> Task to complete:
Copy every item below character for character, leaving the pictures out.

[Rows taken from a dataset]
+++++

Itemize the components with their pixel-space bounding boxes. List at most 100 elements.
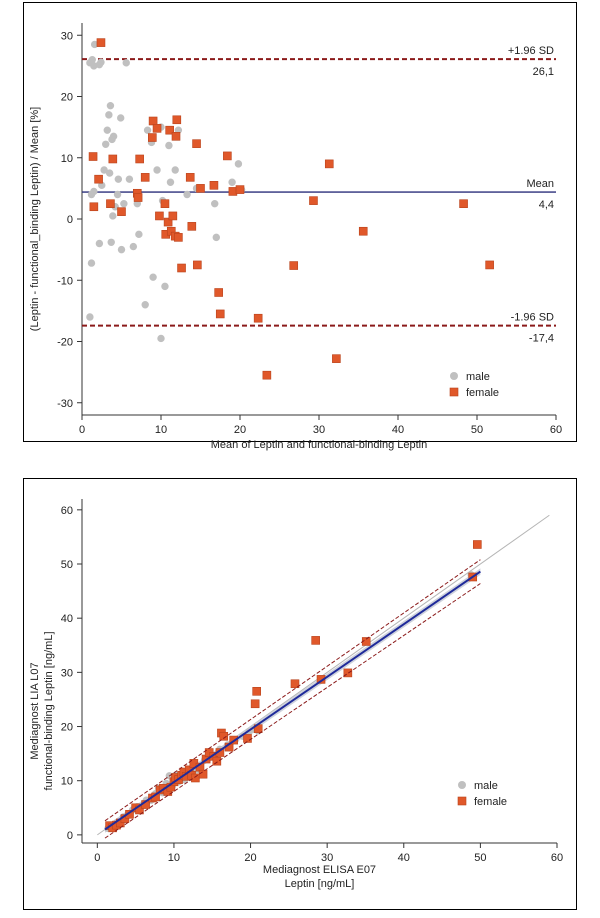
ba-male-point [166,178,175,186]
ba-male-point [103,126,111,134]
reg-y-tick-label: 0 [67,830,73,842]
ba-legend-label-male: male [466,371,490,383]
ba-male-point [113,190,122,199]
ba-x-tick-label: 40 [392,424,404,436]
reg-female-point [311,636,320,645]
reg-x-tick-label: 30 [321,852,333,864]
reg-legend-marker-female [457,796,467,806]
ba-male-point [90,62,98,70]
ba-male-point [211,199,219,208]
ba-female-point [168,211,178,221]
ba-female-point [88,152,98,161]
ba-x-tick-label: 30 [313,424,325,436]
reg-x-tick-label: 50 [474,852,486,864]
ba-male-point [120,199,128,208]
ba-male-point [125,175,134,183]
ba-male-point [234,160,243,168]
ba-male-point [106,101,115,110]
ba-legend-marker-female [449,387,459,397]
ba-female-point [289,261,299,270]
ba-male-point [102,140,110,148]
ba-male-point [100,166,108,174]
ba-female-point [309,196,318,205]
ba-y-tick-label: -30 [57,398,73,410]
ba-female-point [187,222,197,231]
ba-female-point [117,207,126,216]
ba-female-point [96,38,106,47]
ba-female-point [148,116,158,126]
ba-female-point [193,260,202,270]
ba-male-point [171,166,179,174]
ba-female-point [89,202,99,212]
regression-svg: 0 10 20 30 40 50 60 60 50 40 30 20 10 0 male female Medi… [29,499,563,890]
reg-female-point [191,773,200,783]
ba-female-point [253,313,263,323]
ba-female-point [262,370,272,380]
ba-x-tick-label: 0 [79,424,85,436]
ba-ref-line-value: -17,4 [529,333,554,345]
ba-y-tick-label: -10 [57,275,73,287]
ba-female-point [152,124,162,133]
ba-female-point [135,154,144,164]
reg-female-point [473,540,482,549]
reg-x-tick-label: 40 [398,852,410,864]
ba-y-tick-label: -20 [57,337,73,349]
reg-female-point [250,699,260,709]
ba-female-point [228,187,238,196]
reg-female-point [343,668,353,678]
ba-male-point [107,238,115,246]
reg-y-tick-label: 10 [61,776,73,788]
ba-female-point [140,173,150,182]
reg-x-tick-label: 60 [551,852,563,864]
ba-male-point [109,212,117,220]
ba-y-tick-label: 20 [61,92,73,104]
reg-x-tick-label: 20 [244,852,256,864]
ba-male-point [129,242,138,251]
reg-y-tick-label: 40 [61,613,73,625]
ba-male-point [212,233,220,242]
ba-male-point [105,169,114,177]
reg-y-axis-title-line1: Mediagnost LIA L07 [29,662,41,759]
ba-female-point [185,173,195,182]
ba-female-point [192,139,201,148]
ba-female-point [324,159,334,169]
ba-male-point [87,259,96,267]
ba-ref-line-label: -1.96 SD [511,312,554,324]
bland-altman-plot: 0 10 20 30 40 50 60 30 20 10 0 -10 -20 -30 +1.96 SD 26,… [23,2,577,451]
reg-legend-label-female: female [474,796,507,808]
ba-female-point [223,151,232,161]
reg-x-axis-title-line2: Leptin [ng/mL] [285,878,355,890]
reg-female-point [252,687,261,696]
ba-female-point [172,115,182,125]
ba-female-point [174,233,183,242]
reg-female-point [212,756,222,766]
ba-y-tick-label: 10 [61,153,73,165]
ba-female-point [209,181,219,190]
reg-prediction-line [104,583,481,839]
ba-male-point [114,175,123,183]
ba-female-point [163,217,173,227]
reg-y-axis-title-line2: functional-binding Leptin [ng/mL] [43,632,55,791]
ba-male-point [90,40,99,49]
ba-female-point [215,309,225,319]
ba-x-tick-label: 20 [234,424,246,436]
ba-female-point [108,154,118,164]
ba-ref-line-label: +1.96 SD [508,45,554,57]
reg-female-point [198,769,208,779]
ba-female-point [106,199,115,208]
ba-female-point [196,184,205,193]
reg-prediction-line [104,559,481,822]
ba-female-point [332,354,341,363]
ba-male-point [109,132,118,141]
ba-female-point [485,260,494,270]
ba-x-tick-label: 50 [471,424,483,436]
ba-y-axis-title: (Leptin - functional_binding Leptin) / M… [29,107,41,331]
reg-regression-line [104,570,481,831]
ba-male-point [183,190,191,199]
ba-legend-marker-male [450,372,458,380]
ba-male-point [97,58,105,66]
ba-legend-label-female: female [466,387,499,399]
bland-altman-svg: 0 10 20 30 40 50 60 30 20 10 0 -10 -20 -30 +1.96 SD 26,… [29,23,562,451]
ba-female-point [94,174,103,184]
ba-male-point [135,230,143,239]
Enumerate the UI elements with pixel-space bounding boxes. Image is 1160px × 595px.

+++++

> Solution:
Itemize the components with their pixel-space bounding boxes. List at most 100 elements.
ba-male-point [166,178,175,186]
ba-male-point [103,126,111,134]
reg-y-tick-label: 0 [67,830,73,842]
ba-legend-label-male: male [466,371,490,383]
ba-male-point [113,190,122,199]
ba-x-tick-label: 40 [392,424,404,436]
reg-female-point [311,636,320,645]
reg-x-tick-label: 30 [321,852,333,864]
reg-legend-marker-female [457,796,467,806]
ba-male-point [90,62,98,70]
ba-male-point [211,199,219,208]
ba-female-point [168,211,178,221]
ba-female-point [88,152,98,161]
ba-x-tick-label: 30 [313,424,325,436]
reg-x-tick-label: 50 [474,852,486,864]
ba-male-point [120,199,128,208]
ba-male-point [125,175,134,183]
ba-male-point [234,160,243,168]
ba-male-point [106,101,115,110]
ba-legend-marker-female [449,387,459,397]
ba-female-point [289,261,299,270]
ba-male-point [102,140,110,148]
ba-male-point [100,166,108,174]
ba-female-point [309,196,318,205]
ba-y-tick-label: -30 [57,398,73,410]
ba-female-point [187,222,197,231]
ba-female-point [117,207,126,216]
ba-female-point [96,38,106,47]
ba-female-point [148,116,158,126]
ba-female-point [193,260,202,270]
ba-male-point [171,166,179,174]
ba-female-point [89,202,99,212]
regression-svg: 0 10 20 30 40 50 60 60 50 40 30 20 10 0 male female Medi… [29,499,563,890]
reg-female-point [191,773,200,783]
ba-female-point [253,313,263,323]
ba-female-point [262,370,272,380]
ba-x-tick-label: 0 [79,424,85,436]
ba-ref-line-value: -17,4 [529,333,554,345]
ba-y-tick-label: -10 [57,275,73,287]
ba-female-point [152,124,162,133]
ba-female-point [135,154,144,164]
reg-female-point [473,540,482,549]
reg-x-tick-label: 40 [398,852,410,864]
ba-y-tick-label: -20 [57,337,73,349]
reg-female-point [250,699,260,709]
ba-female-point [228,187,238,196]
reg-female-point [343,668,353,678]
ba-male-point [107,238,115,246]
reg-y-tick-label: 10 [61,776,73,788]
ba-female-point [140,173,150,182]
reg-x-tick-label: 60 [551,852,563,864]
ba-male-point [109,212,117,220]
ba-y-tick-label: 20 [61,92,73,104]
reg-x-tick-label: 20 [244,852,256,864]
ba-male-point [129,242,138,251]
reg-y-tick-label: 40 [61,613,73,625]
ba-male-point [212,233,220,242]
ba-male-point [105,169,114,177]
reg-y-axis-title-line1: Mediagnost LIA L07 [29,662,41,759]
ba-female-point [185,173,195,182]
ba-female-point [192,139,201,148]
ba-female-point [324,159,334,169]
ba-male-point [87,259,96,267]
ba-ref-line-label: -1.96 SD [511,312,554,324]
bland-altman-plot: 0 10 20 30 40 50 60 30 20 10 0 -10 -20 -30 +1.96 SD 26,… [23,2,577,451]
reg-legend-label-female: female [474,796,507,808]
ba-female-point [223,151,232,161]
reg-x-axis-title-line2: Leptin [ng/mL] [285,878,355,890]
reg-female-point [252,687,261,696]
ba-female-point [172,115,182,125]
ba-female-point [174,233,183,242]
reg-female-point [212,756,222,766]
ba-y-tick-label: 10 [61,153,73,165]
ba-female-point [209,181,219,190]
reg-prediction-line [104,583,481,839]
ba-male-point [114,175,123,183]
ba-female-point [163,217,173,227]
reg-y-axis-title-line2: functional-binding Leptin [ng/mL] [43,632,55,791]
ba-male-point [90,40,99,49]
ba-female-point [215,309,225,319]
ba-x-tick-label: 20 [234,424,246,436]
ba-female-point [108,154,118,164]
ba-ref-line-label: +1.96 SD [508,45,554,57]
reg-female-point [198,769,208,779]
ba-female-point [106,199,115,208]
ba-female-point [196,184,205,193]
reg-prediction-line [104,559,481,822]
ba-female-point [332,354,341,363]
ba-male-point [109,132,118,141]
ba-female-point [485,260,494,270]
ba-x-tick-label: 50 [471,424,483,436]
ba-y-axis-title: (Leptin - functional_binding Leptin) / M… [29,107,41,331]
reg-regression-line [104,570,481,831]
ba-male-point [183,190,191,199]
ba-legend-marker-male [450,372,458,380]
ba-male-point [97,58,105,66]
ba-legend-label-female: female [466,387,499,399]
bland-altman-svg: 0 10 20 30 40 50 60 30 20 10 0 -10 -20 -30 +1.96 SD 26,… [29,23,562,451]
ba-female-point [94,174,103,184]
ba-male-point [135,230,143,239]
Enumerate the UI elements with pixel-space bounding boxes. Image is 1160px × 595px.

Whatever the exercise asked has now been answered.